= Task to carry out =
Give back the full material, exactly as it reads.
— Start —
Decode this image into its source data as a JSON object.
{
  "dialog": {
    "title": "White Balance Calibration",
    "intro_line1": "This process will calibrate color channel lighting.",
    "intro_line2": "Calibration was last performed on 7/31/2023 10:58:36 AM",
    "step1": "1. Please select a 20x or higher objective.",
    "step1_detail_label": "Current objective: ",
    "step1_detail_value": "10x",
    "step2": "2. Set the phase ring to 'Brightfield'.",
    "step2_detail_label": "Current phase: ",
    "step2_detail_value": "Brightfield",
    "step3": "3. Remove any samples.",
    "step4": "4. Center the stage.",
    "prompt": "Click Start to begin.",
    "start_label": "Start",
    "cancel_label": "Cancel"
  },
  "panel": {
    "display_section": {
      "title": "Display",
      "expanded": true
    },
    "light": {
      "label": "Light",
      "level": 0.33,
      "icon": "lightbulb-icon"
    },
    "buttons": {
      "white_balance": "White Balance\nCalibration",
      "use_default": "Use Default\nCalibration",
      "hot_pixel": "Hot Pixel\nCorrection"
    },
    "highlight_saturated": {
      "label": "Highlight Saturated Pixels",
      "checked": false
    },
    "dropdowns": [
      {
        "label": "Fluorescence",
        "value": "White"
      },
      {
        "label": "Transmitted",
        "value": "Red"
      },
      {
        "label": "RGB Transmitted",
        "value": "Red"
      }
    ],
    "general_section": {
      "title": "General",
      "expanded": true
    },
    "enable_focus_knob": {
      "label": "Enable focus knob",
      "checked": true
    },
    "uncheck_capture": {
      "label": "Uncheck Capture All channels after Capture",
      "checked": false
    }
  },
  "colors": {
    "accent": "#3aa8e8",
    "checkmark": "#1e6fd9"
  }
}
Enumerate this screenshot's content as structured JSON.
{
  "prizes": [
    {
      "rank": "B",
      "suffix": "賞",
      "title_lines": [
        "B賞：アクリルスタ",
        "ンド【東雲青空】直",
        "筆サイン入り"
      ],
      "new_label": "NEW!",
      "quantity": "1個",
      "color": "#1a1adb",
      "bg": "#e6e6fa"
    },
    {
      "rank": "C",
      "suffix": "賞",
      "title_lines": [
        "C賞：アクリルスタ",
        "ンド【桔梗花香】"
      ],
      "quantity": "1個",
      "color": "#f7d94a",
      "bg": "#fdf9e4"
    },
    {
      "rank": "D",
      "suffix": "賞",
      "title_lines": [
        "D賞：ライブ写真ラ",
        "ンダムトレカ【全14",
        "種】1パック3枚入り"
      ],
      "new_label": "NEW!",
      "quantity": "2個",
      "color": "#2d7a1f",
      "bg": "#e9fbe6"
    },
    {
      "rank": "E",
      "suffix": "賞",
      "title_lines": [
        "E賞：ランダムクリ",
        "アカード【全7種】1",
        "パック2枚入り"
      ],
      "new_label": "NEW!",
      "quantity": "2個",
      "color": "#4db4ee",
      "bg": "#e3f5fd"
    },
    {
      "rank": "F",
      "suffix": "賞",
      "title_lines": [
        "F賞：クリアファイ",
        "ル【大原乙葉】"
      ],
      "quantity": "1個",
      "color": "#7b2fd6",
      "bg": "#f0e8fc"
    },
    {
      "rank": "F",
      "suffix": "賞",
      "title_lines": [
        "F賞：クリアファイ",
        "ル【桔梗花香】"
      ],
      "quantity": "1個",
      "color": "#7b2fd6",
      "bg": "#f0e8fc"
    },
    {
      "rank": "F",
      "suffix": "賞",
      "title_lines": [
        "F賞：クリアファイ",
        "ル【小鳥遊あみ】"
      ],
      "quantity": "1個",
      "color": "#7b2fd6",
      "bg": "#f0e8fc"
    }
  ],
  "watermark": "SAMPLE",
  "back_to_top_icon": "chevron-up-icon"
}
— End —
= Correct result =
Decode this image into its source data as a JSON object.
{
  "dialog": {
    "title": "White Balance Calibration",
    "intro_line1": "This process will calibrate color channel lighting.",
    "intro_line2": "Calibration was last performed on 7/31/2023 10:58:36 AM",
    "step1": "1. Please select a 20x or higher objective.",
    "step1_detail_label": "Current objective: ",
    "step1_detail_value": "10x",
    "step2": "2. Set the phase ring to 'Brightfield'.",
    "step2_detail_label": "Current phase: ",
    "step2_detail_value": "Brightfield",
    "step3": "3. Remove any samples.",
    "step4": "4. Center the stage.",
    "prompt": "Click Start to begin.",
    "start_label": "Start",
    "cancel_label": "Cancel"
  },
  "panel": {
    "display_section": {
      "title": "Display",
      "expanded": true
    },
    "light": {
      "label": "Light",
      "level": 0.33,
      "icon": "lightbulb-icon"
    },
    "buttons": {
      "white_balance": "White Balance\nCalibration",
      "use_default": "Use Default\nCalibration",
      "hot_pixel": "Hot Pixel\nCorrection"
    },
    "highlight_saturated": {
      "label": "Highlight Saturated Pixels",
      "checked": false
    },
    "dropdowns": [
      {
        "label": "Fluorescence",
        "value": "White"
      },
      {
        "label": "Transmitted",
        "value": "Red"
      },
      {
        "label": "RGB Transmitted",
        "value": "Red"
      }
    ],
    "general_section": {
      "title": "General",
      "expanded": true
    },
    "enable_focus_knob": {
      "label": "Enable focus knob",
      "checked": true
    },
    "uncheck_capture": {
      "label": "Uncheck Capture All channels after Capture",
      "checked": false
    }
  },
  "colors": {
    "accent": "#3aa8e8",
    "checkmark": "#1e6fd9"
  }
}
Enumerate this screenshot's content as structured JSON.
{
  "prizes": [
    {
      "rank": "B",
      "suffix": "賞",
      "title_lines": [
        "B賞：アクリルスタ",
        "ンド【東雲青空】直",
        "筆サイン入り"
      ],
      "new_label": "NEW!",
      "quantity": "1個",
      "color": "#1a1adb",
      "bg": "#e6e6fa"
    },
    {
      "rank": "C",
      "suffix": "賞",
      "title_lines": [
        "C賞：アクリルスタ",
        "ンド【桔梗花香】"
      ],
      "quantity": "1個",
      "color": "#f7d94a",
      "bg": "#fdf9e4"
    },
    {
      "rank": "D",
      "suffix": "賞",
      "title_lines": [
        "D賞：ライブ写真ラ",
        "ンダムトレカ【全14",
        "種】1パック3枚入り"
      ],
      "new_label": "NEW!",
      "quantity": "2個",
      "color": "#2d7a1f",
      "bg": "#e9fbe6"
    },
    {
      "rank": "E",
      "suffix": "賞",
      "title_lines": [
        "E賞：ランダムクリ",
        "アカード【全7種】1",
        "パック2枚入り"
      ],
      "new_label": "NEW!",
      "quantity": "2個",
      "color": "#4db4ee",
      "bg": "#e3f5fd"
    },
    {
      "rank": "F",
      "suffix": "賞",
      "title_lines": [
        "F賞：クリアファイ",
        "ル【大原乙葉】"
      ],
      "quantity": "1個",
      "color": "#7b2fd6",
      "bg": "#f0e8fc"
    },
    {
      "rank": "F",
      "suffix": "賞",
      "title_lines": [
        "F賞：クリアファイ",
        "ル【桔梗花香】"
      ],
      "quantity": "1個",
      "color": "#7b2fd6",
      "bg": "#f0e8fc"
    },
    {
      "rank": "F",
      "suffix": "賞",
      "title_lines": [
        "F賞：クリアファイ",
        "ル【小鳥遊あみ】"
      ],
      "quantity": "1個",
      "color": "#7b2fd6",
      "bg": "#f0e8fc"
    }
  ],
  "watermark": "SAMPLE",
  "back_to_top_icon": "chevron-up-icon"
}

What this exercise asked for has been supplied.